DIRECTIVE → Your answer should be a single number: the count of lines in the material below that hold "документов".

SUPPLIED ENTRIES →
....
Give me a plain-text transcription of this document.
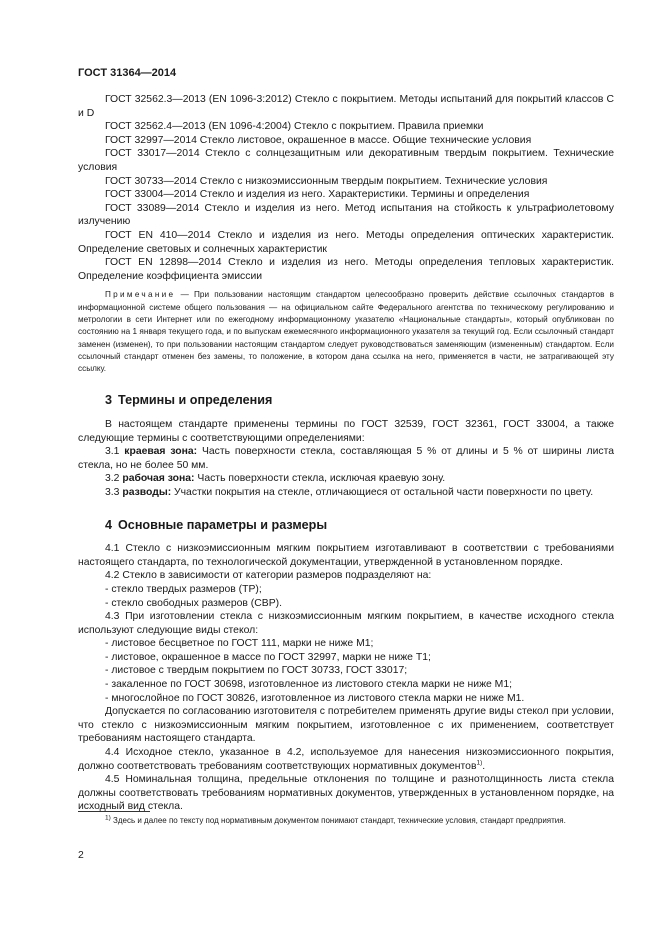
ГОСТ 31364—2014

ГОСТ 32562.3—2013 (EN 1096-3:2012) Стекло с покрытием. Методы испытаний для покрытий классов С и D

ГОСТ 32562.4—2013 (EN 1096-4:2004) Стекло с покрытием. Правила приемки

ГОСТ 32997—2014 Стекло листовое, окрашенное в массе. Общие технические условия

ГОСТ 33017—2014 Стекло с солнцезащитным или декоративным твердым покрытием. Технические условия

ГОСТ 30733—2014 Стекло с низкоэмиссионным твердым покрытием. Технические условия

ГОСТ 33004—2014 Стекло и изделия из него. Характеристики. Термины и определения

ГОСТ 33089—2014 Стекло и изделия из него. Метод испытания на стойкость к ультрафиолетовому излучению

ГОСТ EN 410—2014 Стекло и изделия из него. Методы определения оптических характеристик. Определение световых и солнечных характеристик

ГОСТ EN 12898—2014 Стекло и изделия из него. Методы определения тепловых характеристик. Определение коэффициента эмиссии

Примечание — При пользовании настоящим стандартом целесообразно проверить действие ссылочных стандартов в информационной системе общего пользования — на официальном сайте Федерального агентства по техническому регулированию и метрологии в сети Интернет или по ежегодному информационному указателю «Национальные стандарты», который опубликован по состоянию на 1 января текущего года, и по выпускам ежемесячного информационного указателя за текущий год. Если ссылочный стандарт заменен (изменен), то при пользовании настоящим стандартом следует руководствоваться заменяющим (измененным) стандартом. Если ссылочный стандарт отменен без замены, то положение, в котором дана ссылка на него, применяется в части, не затрагивающей эту ссылку.

3 Термины и определения

В настоящем стандарте применены термины по ГОСТ 32539, ГОСТ 32361, ГОСТ 33004, а также следующие термины с соответствующими определениями:

3.1 краевая зона: Часть поверхности стекла, составляющая 5 % от длины и 5 % от ширины листа стекла, но не более 50 мм.

3.2 рабочая зона: Часть поверхности стекла, исключая краевую зону.

3.3 разводы: Участки покрытия на стекле, отличающиеся от остальной части поверхности по цвету.

4 Основные параметры и размеры

4.1 Стекло с низкоэмиссионным мягким покрытием изготавливают в соответствии с требованиями настоящего стандарта, по технологической документации, утвержденной в установленном порядке.

4.2 Стекло в зависимости от категории размеров подразделяют на:

- стекло твердых размеров (ТР);

- стекло свободных размеров (СВР).

4.3 При изготовлении стекла с низкоэмиссионным мягким покрытием, в качестве исходного стекла используют следующие виды стекол:

- листовое бесцветное по ГОСТ 111, марки не ниже М1;

- листовое, окрашенное в массе по ГОСТ 32997, марки не ниже Т1;

- листовое с твердым покрытием по ГОСТ 30733, ГОСТ 33017;

- закаленное по ГОСТ 30698, изготовленное из листового стекла марки не ниже М1;

- многослойное по ГОСТ 30826, изготовленное из листового стекла марки не ниже М1.

Допускается по согласованию изготовителя с потребителем применять другие виды стекол при условии, что стекло с низкоэмиссионным мягким покрытием, изготовленное с их применением, соответствует требованиям настоящего стандарта.

4.4 Исходное стекло, указанное в 4.2, используемое для нанесения низкоэмиссионного покрытия, должно соответствовать требованиям соответствующих нормативных документов$^{1)}$.

4.5 Номинальная толщина, предельные отклонения по толщине и разнотолщинность листа стекла должны соответствовать требованиям нормативных документов, утвержденных в установленном порядке, на исходный вид стекла.

$^{1)}$ Здесь и далее по тексту под нормативным документом понимают стандарт, технические условия, стандарт предприятия.
2
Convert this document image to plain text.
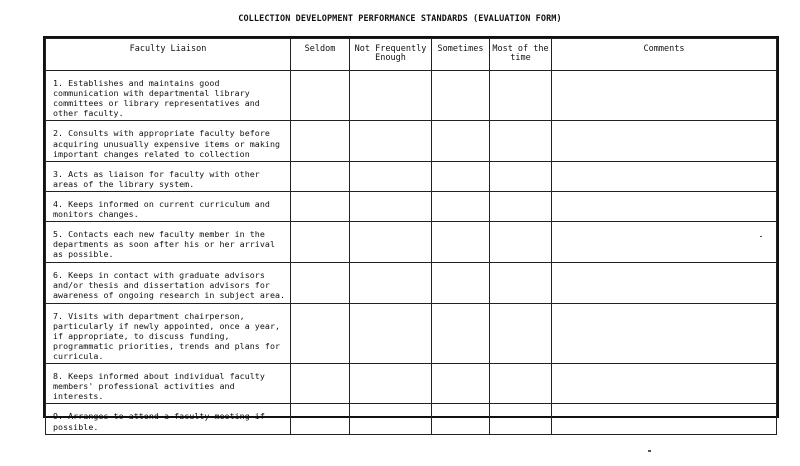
COLLECTION DEVELOPMENT PERFORMANCE STANDARDS (EVALUATION FORM)
Faculty Liaison	Seldom	Not Frequently Enough	Sometimes	Most of the time	Comments
1. Establishes and maintains good communication with departmental library committees or library representatives and other faculty.					
2. Consults with appropriate faculty before acquiring unusually expensive items or making important changes related to collection					
3. Acts as liaison for faculty with other areas of the library system.					
4. Keeps informed on current curriculum and monitors changes.					
5. Contacts each new faculty member in the departments as soon after his or her arrival as possible.					
6. Keeps in contact with graduate advisors and/or thesis and dissertation advisors for awareness of ongoing research in subject area.					
7. Visits with department chairperson, particularly if newly appointed, once a year, if appropriate, to discuss funding, programmatic priorities, trends and plans for curricula.					
8. Keeps informed about individual faculty members' professional activities and interests.					
9. Arranges to attend a faculty meeting if possible.					
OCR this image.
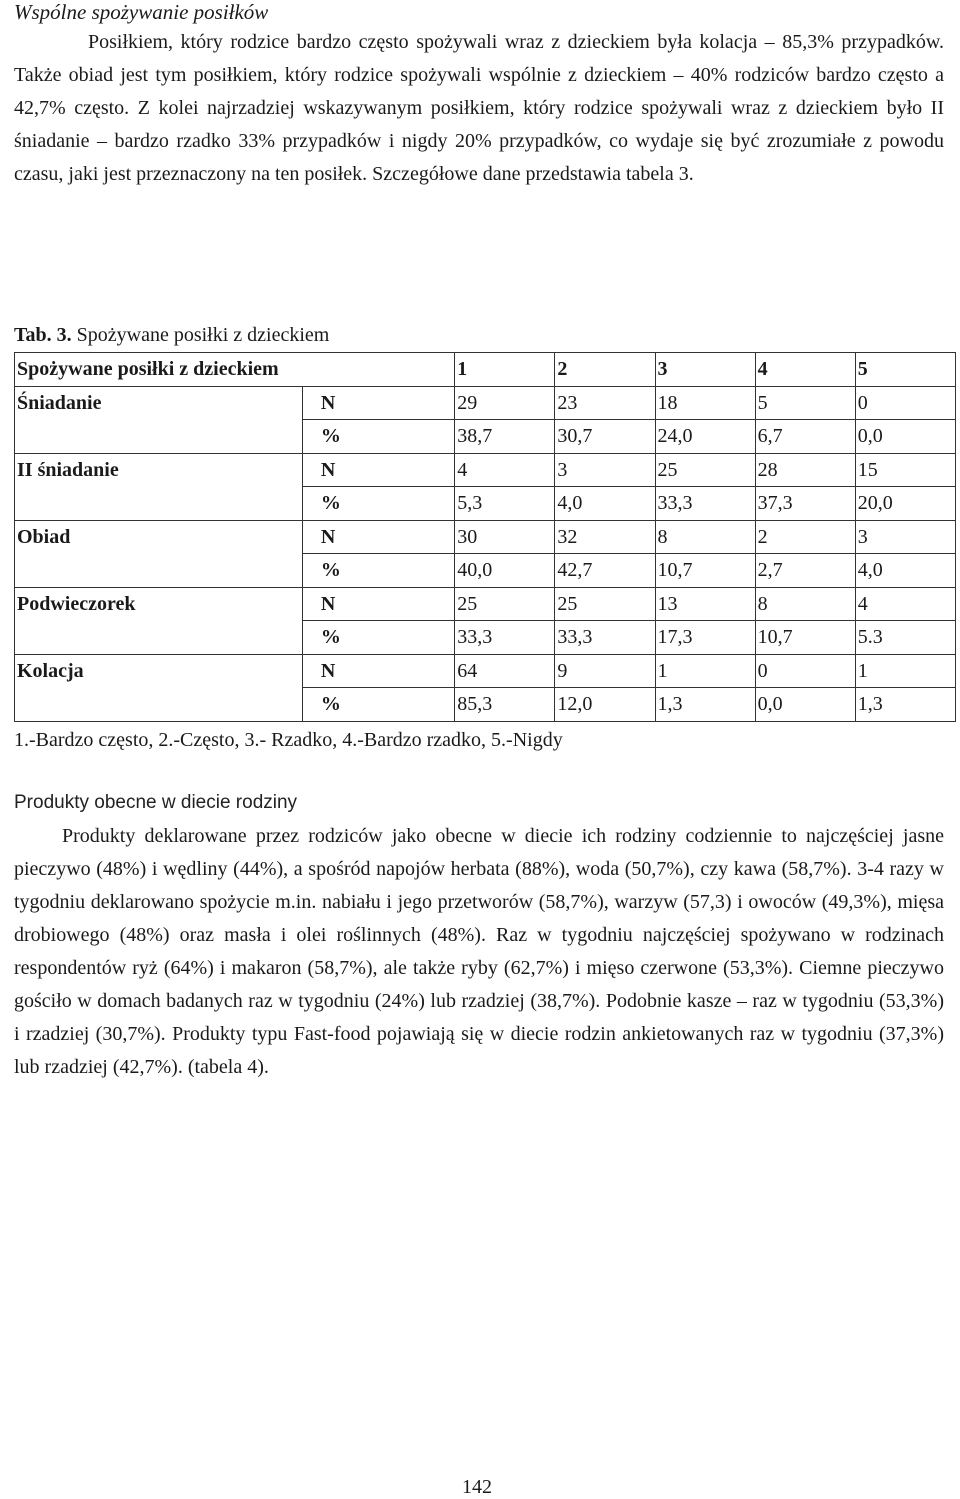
Wspólne spożywanie posiłków
Posiłkiem, który rodzice bardzo często spożywali wraz z dzieckiem była kolacja – 85,3% przypadków. Także obiad jest tym posiłkiem, który rodzice spożywali wspólnie z dzieckiem – 40% rodziców bardzo często a 42,7% często. Z kolei najrzadziej wskazywanym posiłkiem, który rodzice spożywali wraz z dzieckiem było II śniadanie – bardzo rzadko 33% przypadków i nigdy 20% przypadków, co wydaje się być zrozumiałe z powodu czasu, jaki jest przeznaczony na ten posiłek. Szczegółowe dane przedstawia tabela 3.
Tab. 3. Spożywane posiłki z dzieckiem
Spożywane posiłki z dzieckiem		1	2	3	4	5
Śniadanie	N	29	23	18	5	0
	%	38,7	30,7	24,0	6,7	0,0
II śniadanie	N	4	3	25	28	15
	%	5,3	4,0	33,3	37,3	20,0
Obiad	N	30	32	8	2	3
	%	40,0	42,7	10,7	2,7	4,0
Podwieczorek	N	25	25	13	8	4
	%	33,3	33,3	17,3	10,7	5.3
Kolacja	N	64	9	1	0	1
	%	85,3	12,0	1,3	0,0	1,3
1.-Bardzo często, 2.-Często, 3.- Rzadko, 4.-Bardzo rzadko, 5.-Nigdy
Produkty obecne w diecie rodziny
Produkty deklarowane przez rodziców jako obecne w diecie ich rodziny codziennie to najczęściej jasne pieczywo (48%) i wędliny (44%), a spośród napojów herbata (88%), woda (50,7%), czy kawa (58,7%). 3-4 razy w tygodniu deklarowano spożycie m.in. nabiału i jego przetworów (58,7%), warzyw (57,3) i owoców (49,3%), mięsa drobiowego (48%) oraz masła i olei roślinnych (48%). Raz w tygodniu najczęściej spożywano w rodzinach respondentów ryż (64%) i makaron (58,7%), ale także ryby (62,7%) i mięso czerwone (53,3%). Ciemne pieczywo gościło w domach badanych raz w tygodniu (24%) lub rzadziej (38,7%). Podobnie kasze – raz w tygodniu (53,3%) i rzadziej (30,7%). Produkty typu Fast-food pojawiają się w diecie rodzin ankietowanych raz w tygodniu (37,3%) lub rzadziej (42,7%). (tabela 4).
142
....
ANSWER TO THIS PROBLEM → 2